| Supplied records |
******
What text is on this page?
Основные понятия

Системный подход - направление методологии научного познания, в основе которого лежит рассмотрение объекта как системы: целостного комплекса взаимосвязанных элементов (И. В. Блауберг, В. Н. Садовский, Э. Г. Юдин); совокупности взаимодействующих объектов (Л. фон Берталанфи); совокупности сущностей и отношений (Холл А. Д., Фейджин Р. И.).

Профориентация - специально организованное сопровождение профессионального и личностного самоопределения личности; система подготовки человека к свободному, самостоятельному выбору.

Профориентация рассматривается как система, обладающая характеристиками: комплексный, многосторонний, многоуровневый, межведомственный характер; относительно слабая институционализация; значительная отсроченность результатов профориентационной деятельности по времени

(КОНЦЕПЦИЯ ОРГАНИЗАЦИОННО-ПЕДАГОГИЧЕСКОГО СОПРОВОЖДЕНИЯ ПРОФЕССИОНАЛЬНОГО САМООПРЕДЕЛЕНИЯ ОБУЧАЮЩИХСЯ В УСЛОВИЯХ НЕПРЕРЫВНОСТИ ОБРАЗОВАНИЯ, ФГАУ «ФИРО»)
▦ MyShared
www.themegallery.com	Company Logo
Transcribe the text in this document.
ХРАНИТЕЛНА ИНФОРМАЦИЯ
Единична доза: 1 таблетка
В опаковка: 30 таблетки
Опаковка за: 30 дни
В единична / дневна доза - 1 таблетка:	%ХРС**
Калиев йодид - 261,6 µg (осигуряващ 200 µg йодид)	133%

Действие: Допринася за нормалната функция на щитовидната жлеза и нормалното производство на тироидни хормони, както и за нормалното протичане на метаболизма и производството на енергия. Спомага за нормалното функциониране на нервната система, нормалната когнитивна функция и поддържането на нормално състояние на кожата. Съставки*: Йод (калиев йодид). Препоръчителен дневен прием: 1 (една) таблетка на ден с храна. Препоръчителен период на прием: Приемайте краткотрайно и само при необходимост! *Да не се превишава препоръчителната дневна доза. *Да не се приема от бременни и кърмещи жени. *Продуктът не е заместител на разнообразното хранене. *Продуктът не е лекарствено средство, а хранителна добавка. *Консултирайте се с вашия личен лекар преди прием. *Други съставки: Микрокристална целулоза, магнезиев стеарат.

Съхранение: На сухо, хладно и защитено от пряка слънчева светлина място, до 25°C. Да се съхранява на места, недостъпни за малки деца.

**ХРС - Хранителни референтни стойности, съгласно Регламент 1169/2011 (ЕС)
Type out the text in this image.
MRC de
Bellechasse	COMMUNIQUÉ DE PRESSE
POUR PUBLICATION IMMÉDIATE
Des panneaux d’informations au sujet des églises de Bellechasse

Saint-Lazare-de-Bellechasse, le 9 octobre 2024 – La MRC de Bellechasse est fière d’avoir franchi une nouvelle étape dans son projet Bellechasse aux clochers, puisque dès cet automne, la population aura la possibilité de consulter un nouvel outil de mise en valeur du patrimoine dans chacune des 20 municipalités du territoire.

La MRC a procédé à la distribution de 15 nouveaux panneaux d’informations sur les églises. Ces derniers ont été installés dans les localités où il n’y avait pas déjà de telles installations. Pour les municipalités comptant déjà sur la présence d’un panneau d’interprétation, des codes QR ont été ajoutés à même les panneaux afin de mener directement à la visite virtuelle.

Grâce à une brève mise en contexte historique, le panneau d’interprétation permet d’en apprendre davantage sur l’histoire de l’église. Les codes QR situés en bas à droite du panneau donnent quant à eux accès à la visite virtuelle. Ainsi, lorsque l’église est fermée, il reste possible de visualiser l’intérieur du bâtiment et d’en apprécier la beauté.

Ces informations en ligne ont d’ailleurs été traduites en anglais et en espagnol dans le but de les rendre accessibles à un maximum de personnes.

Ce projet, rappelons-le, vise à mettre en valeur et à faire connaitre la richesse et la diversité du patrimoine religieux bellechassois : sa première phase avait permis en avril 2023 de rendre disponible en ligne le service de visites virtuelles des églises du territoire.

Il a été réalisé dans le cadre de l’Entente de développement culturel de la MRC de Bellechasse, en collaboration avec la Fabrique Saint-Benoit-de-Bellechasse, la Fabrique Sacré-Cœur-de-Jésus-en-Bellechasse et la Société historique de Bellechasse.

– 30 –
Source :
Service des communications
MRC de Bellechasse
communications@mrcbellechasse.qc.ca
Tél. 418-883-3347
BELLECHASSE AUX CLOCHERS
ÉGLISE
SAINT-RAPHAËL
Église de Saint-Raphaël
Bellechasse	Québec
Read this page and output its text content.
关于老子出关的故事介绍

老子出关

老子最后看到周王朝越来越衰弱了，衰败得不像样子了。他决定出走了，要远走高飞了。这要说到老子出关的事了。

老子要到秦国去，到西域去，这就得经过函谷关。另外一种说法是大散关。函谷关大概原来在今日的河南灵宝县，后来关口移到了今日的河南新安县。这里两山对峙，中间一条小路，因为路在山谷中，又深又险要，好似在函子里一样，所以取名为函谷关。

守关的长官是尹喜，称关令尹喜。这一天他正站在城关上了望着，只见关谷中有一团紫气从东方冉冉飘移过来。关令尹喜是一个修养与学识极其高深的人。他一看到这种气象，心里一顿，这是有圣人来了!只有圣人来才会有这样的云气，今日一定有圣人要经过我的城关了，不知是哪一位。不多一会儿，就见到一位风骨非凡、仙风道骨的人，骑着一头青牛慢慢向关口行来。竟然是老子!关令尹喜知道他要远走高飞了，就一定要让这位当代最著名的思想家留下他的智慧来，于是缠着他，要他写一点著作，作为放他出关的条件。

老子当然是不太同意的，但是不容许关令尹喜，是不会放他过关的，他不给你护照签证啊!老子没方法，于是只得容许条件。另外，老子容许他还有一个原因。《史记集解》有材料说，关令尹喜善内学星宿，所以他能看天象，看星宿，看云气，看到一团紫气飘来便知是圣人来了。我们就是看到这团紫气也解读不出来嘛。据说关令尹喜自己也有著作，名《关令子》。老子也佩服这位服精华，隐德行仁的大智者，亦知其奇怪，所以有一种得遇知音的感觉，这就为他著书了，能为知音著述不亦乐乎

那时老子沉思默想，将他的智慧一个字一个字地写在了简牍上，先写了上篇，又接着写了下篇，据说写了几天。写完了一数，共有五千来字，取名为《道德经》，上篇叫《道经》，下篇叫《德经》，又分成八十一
******
| Instructions to follow |
Word for word, extract all the records.

| Worked solution |
What text is on this page?
Основные понятия

Системный подход - направление методологии научного познания, в основе которого лежит рассмотрение объекта как системы: целостного комплекса взаимосвязанных элементов (И. В. Блауберг, В. Н. Садовский, Э. Г. Юдин); совокупности взаимодействующих объектов (Л. фон Берталанфи); совокупности сущностей и отношений (Холл А. Д., Фейджин Р. И.).

Профориентация - специально организованное сопровождение профессионального и личностного самоопределения личности; система подготовки человека к свободному, самостоятельному выбору.

Профориентация рассматривается как система, обладающая характеристиками: комплексный, многосторонний, многоуровневый, межведомственный характер; относительно слабая институционализация; значительная отсроченность результатов профориентационной деятельности по времени

(КОНЦЕПЦИЯ ОРГАНИЗАЦИОННО-ПЕДАГОГИЧЕСКОГО СОПРОВОЖДЕНИЯ ПРОФЕССИОНАЛЬНОГО САМООПРЕДЕЛЕНИЯ ОБУЧАЮЩИХСЯ В УСЛОВИЯХ НЕПРЕРЫВНОСТИ ОБРАЗОВАНИЯ, ФГАУ «ФИРО»)
▦ MyShared
www.themegallery.com	Company Logo
Transcribe the text in this document.
ХРАНИТЕЛНА ИНФОРМАЦИЯ
Единична доза: 1 таблетка
В опаковка: 30 таблетки
Опаковка за: 30 дни
В единична / дневна доза - 1 таблетка:	%ХРС**
Калиев йодид - 261,6 µg (осигуряващ 200 µg йодид)	133%

Действие: Допринася за нормалната функция на щитовидната жлеза и нормалното производство на тироидни хормони, както и за нормалното протичане на метаболизма и производството на енергия. Спомага за нормалното функциониране на нервната система, нормалната когнитивна функция и поддържането на нормално състояние на кожата. Съставки*: Йод (калиев йодид). Препоръчителен дневен прием: 1 (една) таблетка на ден с храна. Препоръчителен период на прием: Приемайте краткотрайно и само при необходимост! *Да не се превишава препоръчителната дневна доза. *Да не се приема от бременни и кърмещи жени. *Продуктът не е заместител на разнообразното хранене. *Продуктът не е лекарствено средство, а хранителна добавка. *Консултирайте се с вашия личен лекар преди прием. *Други съставки: Микрокристална целулоза, магнезиев стеарат.

Съхранение: На сухо, хладно и защитено от пряка слънчева светлина място, до 25°C. Да се съхранява на места, недостъпни за малки деца.

**ХРС - Хранителни референтни стойности, съгласно Регламент 1169/2011 (ЕС)
Type out the text in this image.
MRC de
Bellechasse	COMMUNIQUÉ DE PRESSE
POUR PUBLICATION IMMÉDIATE
Des panneaux d’informations au sujet des églises de Bellechasse

Saint-Lazare-de-Bellechasse, le 9 octobre 2024 – La MRC de Bellechasse est fière d’avoir franchi une nouvelle étape dans son projet Bellechasse aux clochers, puisque dès cet automne, la population aura la possibilité de consulter un nouvel outil de mise en valeur du patrimoine dans chacune des 20 municipalités du territoire.

La MRC a procédé à la distribution de 15 nouveaux panneaux d’informations sur les églises. Ces derniers ont été installés dans les localités où il n’y avait pas déjà de telles installations. Pour les municipalités comptant déjà sur la présence d’un panneau d’interprétation, des codes QR ont été ajoutés à même les panneaux afin de mener directement à la visite virtuelle.

Grâce à une brève mise en contexte historique, le panneau d’interprétation permet d’en apprendre davantage sur l’histoire de l’église. Les codes QR situés en bas à droite du panneau donnent quant à eux accès à la visite virtuelle. Ainsi, lorsque l’église est fermée, il reste possible de visualiser l’intérieur du bâtiment et d’en apprécier la beauté.

Ces informations en ligne ont d’ailleurs été traduites en anglais et en espagnol dans le but de les rendre accessibles à un maximum de personnes.

Ce projet, rappelons-le, vise à mettre en valeur et à faire connaitre la richesse et la diversité du patrimoine religieux bellechassois : sa première phase avait permis en avril 2023 de rendre disponible en ligne le service de visites virtuelles des églises du territoire.

Il a été réalisé dans le cadre de l’Entente de développement culturel de la MRC de Bellechasse, en collaboration avec la Fabrique Saint-Benoit-de-Bellechasse, la Fabrique Sacré-Cœur-de-Jésus-en-Bellechasse et la Société historique de Bellechasse.

– 30 –
Source :
Service des communications
MRC de Bellechasse
communications@mrcbellechasse.qc.ca
Tél. 418-883-3347
BELLECHASSE AUX CLOCHERS
ÉGLISE
SAINT-RAPHAËL
Église de Saint-Raphaël
Bellechasse	Québec
Read this page and output its text content.
关于老子出关的故事介绍

老子出关

老子最后看到周王朝越来越衰弱了，衰败得不像样子了。他决定出走了，要远走高飞了。这要说到老子出关的事了。

老子要到秦国去，到西域去，这就得经过函谷关。另外一种说法是大散关。函谷关大概原来在今日的河南灵宝县，后来关口移到了今日的河南新安县。这里两山对峙，中间一条小路，因为路在山谷中，又深又险要，好似在函子里一样，所以取名为函谷关。

守关的长官是尹喜，称关令尹喜。这一天他正站在城关上了望着，只见关谷中有一团紫气从东方冉冉飘移过来。关令尹喜是一个修养与学识极其高深的人。他一看到这种气象，心里一顿，这是有圣人来了!只有圣人来才会有这样的云气，今日一定有圣人要经过我的城关了，不知是哪一位。不多一会儿，就见到一位风骨非凡、仙风道骨的人，骑着一头青牛慢慢向关口行来。竟然是老子!关令尹喜知道他要远走高飞了，就一定要让这位当代最著名的思想家留下他的智慧来，于是缠着他，要他写一点著作，作为放他出关的条件。

老子当然是不太同意的，但是不容许关令尹喜，是不会放他过关的，他不给你护照签证啊!老子没方法，于是只得容许条件。另外，老子容许他还有一个原因。《史记集解》有材料说，关令尹喜善内学星宿，所以他能看天象，看星宿，看云气，看到一团紫气飘来便知是圣人来了。我们就是看到这团紫气也解读不出来嘛。据说关令尹喜自己也有著作，名《关令子》。老子也佩服这位服精华，隐德行仁的大智者，亦知其奇怪，所以有一种得遇知音的感觉，这就为他著书了，能为知音著述不亦乐乎

那时老子沉思默想，将他的智慧一个字一个字地写在了简牍上，先写了上篇，又接着写了下篇，据说写了几天。写完了一数，共有五千来字，取名为《道德经》，上篇叫《道经》，下篇叫《德经》，又分成八十一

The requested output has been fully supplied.